Talk:The Tale of Aragorn and Arwen/GA1

Latest comment: 4 years ago by Guettarda in topic GA Review

GA Review

edit
GA toolbox
Reviewing

Article (edit | visual edit | history) · Article talk (edit | history) · Watch

Reviewer: Guettarda (talk · contribs) 19:31, 17 April 2020 (UTC)Reply

This is a wonderful read, and I'm really looking forward to reviewing this. Guettarda (talk) 19:31, 17 April 2020 (UTC)Reply

Comments

This is excellent work Chiswick Chap and Carcharoth, and I feel bad to nitpick at it, but here goes.

Thank you so much! Chiswick Chap (talk) 08:49, 18 April 2020 (UTC)Reply
  • While I think that specific appendices should be capitalised (e.g., Appendix D), elsewhere in the article "appendix" isn't a proper noun and shouldn't be capitalised. (Overall the usage isn't consistent - for example, Sarah Workman writes that the relegation of the tale to an Appendix but in the following sentence Tolkien had "reluctantly relegated" the tale to an appendix.)
Good catch. (The only thing worse is Tolkien's capitalisation of races like Hobbit, but an individual hobbit - even he could hardly keep up with the subtlety of the rule there (and it totally threw his typesetters.)
  • The only mention of Appendix B is in the final paragraph of the Relegated ending section. This doesn't give the reader any context of what Appendix B is - some sort of explanation of what it's about would be helpful. Can't really assume readers would know what it is.
Added a gloss.
  • Reference 20, to Dante's Inferno, should be in the primary sources or notes section, not in the secondary sources, since it Dante doesn't actually address Tolkien.
The 'Primary' reflist, as for all Middle-earth articles, says "This list identifies each item's location in Tolkien's writings." Rather than make an exception here, I've removed the ref and just labelled the Inferno canto in the text.

Information provided:

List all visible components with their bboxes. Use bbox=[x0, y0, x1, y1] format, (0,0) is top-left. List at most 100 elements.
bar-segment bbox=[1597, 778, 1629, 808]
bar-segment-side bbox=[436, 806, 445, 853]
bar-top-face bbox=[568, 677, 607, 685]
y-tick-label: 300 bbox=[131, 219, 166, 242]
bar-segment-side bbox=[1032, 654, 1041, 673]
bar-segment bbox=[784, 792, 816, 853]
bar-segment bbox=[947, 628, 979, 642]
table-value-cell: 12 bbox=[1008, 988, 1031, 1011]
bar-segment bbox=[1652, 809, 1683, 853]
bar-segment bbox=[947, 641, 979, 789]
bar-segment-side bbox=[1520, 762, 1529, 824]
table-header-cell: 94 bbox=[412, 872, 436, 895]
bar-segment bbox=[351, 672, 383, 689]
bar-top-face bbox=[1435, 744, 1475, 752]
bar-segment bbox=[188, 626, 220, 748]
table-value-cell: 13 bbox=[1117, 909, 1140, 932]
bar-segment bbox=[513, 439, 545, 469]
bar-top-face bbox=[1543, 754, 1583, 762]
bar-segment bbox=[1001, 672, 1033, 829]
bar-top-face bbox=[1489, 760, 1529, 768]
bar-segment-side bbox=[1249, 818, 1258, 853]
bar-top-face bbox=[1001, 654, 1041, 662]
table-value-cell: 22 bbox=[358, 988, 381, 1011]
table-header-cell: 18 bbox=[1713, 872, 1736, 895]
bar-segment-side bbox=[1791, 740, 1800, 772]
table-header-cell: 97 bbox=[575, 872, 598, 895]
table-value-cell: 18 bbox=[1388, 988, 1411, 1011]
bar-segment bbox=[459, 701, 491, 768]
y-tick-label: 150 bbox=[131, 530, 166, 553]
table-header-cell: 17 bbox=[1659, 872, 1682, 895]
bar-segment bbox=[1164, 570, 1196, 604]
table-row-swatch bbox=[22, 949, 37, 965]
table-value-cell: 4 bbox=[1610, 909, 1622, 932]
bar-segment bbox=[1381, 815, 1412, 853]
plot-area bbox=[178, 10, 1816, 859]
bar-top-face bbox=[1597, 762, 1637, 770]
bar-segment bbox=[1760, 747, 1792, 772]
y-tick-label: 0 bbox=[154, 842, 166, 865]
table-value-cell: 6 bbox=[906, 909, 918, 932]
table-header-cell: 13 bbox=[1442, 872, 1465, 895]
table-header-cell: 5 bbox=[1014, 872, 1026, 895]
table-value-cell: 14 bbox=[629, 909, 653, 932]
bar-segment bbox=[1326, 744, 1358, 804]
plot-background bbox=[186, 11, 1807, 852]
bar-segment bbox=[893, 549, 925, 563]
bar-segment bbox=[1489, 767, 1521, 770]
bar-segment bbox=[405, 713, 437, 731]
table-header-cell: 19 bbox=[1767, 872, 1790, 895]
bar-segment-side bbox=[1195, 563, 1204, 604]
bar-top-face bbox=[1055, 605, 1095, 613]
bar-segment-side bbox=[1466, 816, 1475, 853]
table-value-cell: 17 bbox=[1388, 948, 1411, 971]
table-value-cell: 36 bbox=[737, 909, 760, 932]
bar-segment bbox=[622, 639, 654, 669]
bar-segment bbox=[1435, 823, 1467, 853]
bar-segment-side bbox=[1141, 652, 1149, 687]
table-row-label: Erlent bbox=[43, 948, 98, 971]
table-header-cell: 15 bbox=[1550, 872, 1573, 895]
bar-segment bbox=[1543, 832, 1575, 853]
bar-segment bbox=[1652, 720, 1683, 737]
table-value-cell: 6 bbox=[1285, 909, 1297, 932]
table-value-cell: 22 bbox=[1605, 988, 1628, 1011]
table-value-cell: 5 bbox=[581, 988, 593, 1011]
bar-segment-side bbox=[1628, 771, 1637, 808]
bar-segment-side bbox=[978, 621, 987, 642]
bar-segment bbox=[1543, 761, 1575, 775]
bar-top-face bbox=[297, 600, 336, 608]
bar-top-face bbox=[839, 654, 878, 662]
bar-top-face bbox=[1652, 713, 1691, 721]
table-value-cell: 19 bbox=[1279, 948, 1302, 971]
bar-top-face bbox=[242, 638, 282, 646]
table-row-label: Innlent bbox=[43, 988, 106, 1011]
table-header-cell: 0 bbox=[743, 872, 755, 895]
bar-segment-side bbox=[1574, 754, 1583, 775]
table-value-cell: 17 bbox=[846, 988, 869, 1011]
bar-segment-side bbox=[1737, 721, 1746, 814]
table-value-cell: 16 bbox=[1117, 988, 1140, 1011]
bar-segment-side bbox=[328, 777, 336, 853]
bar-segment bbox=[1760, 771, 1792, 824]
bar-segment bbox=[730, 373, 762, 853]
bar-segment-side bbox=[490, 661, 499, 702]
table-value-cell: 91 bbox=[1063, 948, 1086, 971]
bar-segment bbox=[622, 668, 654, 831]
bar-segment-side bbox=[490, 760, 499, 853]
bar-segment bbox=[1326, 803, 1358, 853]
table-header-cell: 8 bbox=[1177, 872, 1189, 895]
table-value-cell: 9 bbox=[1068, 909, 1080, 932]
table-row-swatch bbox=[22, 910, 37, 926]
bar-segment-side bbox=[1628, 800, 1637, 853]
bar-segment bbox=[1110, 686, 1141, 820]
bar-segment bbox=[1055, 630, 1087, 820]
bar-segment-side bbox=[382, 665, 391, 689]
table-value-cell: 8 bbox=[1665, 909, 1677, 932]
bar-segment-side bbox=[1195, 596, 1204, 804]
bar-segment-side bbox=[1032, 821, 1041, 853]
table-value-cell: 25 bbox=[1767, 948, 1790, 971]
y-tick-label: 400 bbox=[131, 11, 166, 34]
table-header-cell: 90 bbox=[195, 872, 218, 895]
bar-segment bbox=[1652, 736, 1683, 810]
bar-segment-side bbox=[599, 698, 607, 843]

Aim: Please carry the review discussion of The Tale of Aragorn and Arwen forward from its last reply. The data is unrelated to the text about the good-article review of The Tale of Aragorn and Arwen.

Task output:
  • I'm concerned that the table comparing Tolkien with Dante creates poses WP:WEIGHT issues. It's only a single sentence in the source, so turning that into a table seems like overkill.

Guettarda (talk) 02:15, 18 April 2020 (UTC)Reply

Understood, but it's only a small portion of the article; the advantage of the table format is clarity in presenting what is quite a confusing set of pairs of relationships. I'd say it more than "pays for itself".
GA review (see here for what the criteria are, and here for what they are not)
  1. It is reasonably well written.
    a (prose, spelling, and grammar):   b (MoS for lead, layout, word choice, fiction, and lists):  
  2. It is factually accurate and verifiable.
    a (reference section):   b (citations to reliable sources):   c (OR):   d (copyvio and plagiarism):  
    It's quote-heavy, so it scores pretty high on the copyvio detector, but I believe the quotes are all used appropriately.
  3. It is broad in its coverage.
    a (major aspects):   b (focused):  
  4. It follows the neutral point of view policy.
    Fair representation without bias:  
  5. It is stable.
    No edit wars, etc.:  
  6. It is illustrated by images and other media, where possible and appropriate.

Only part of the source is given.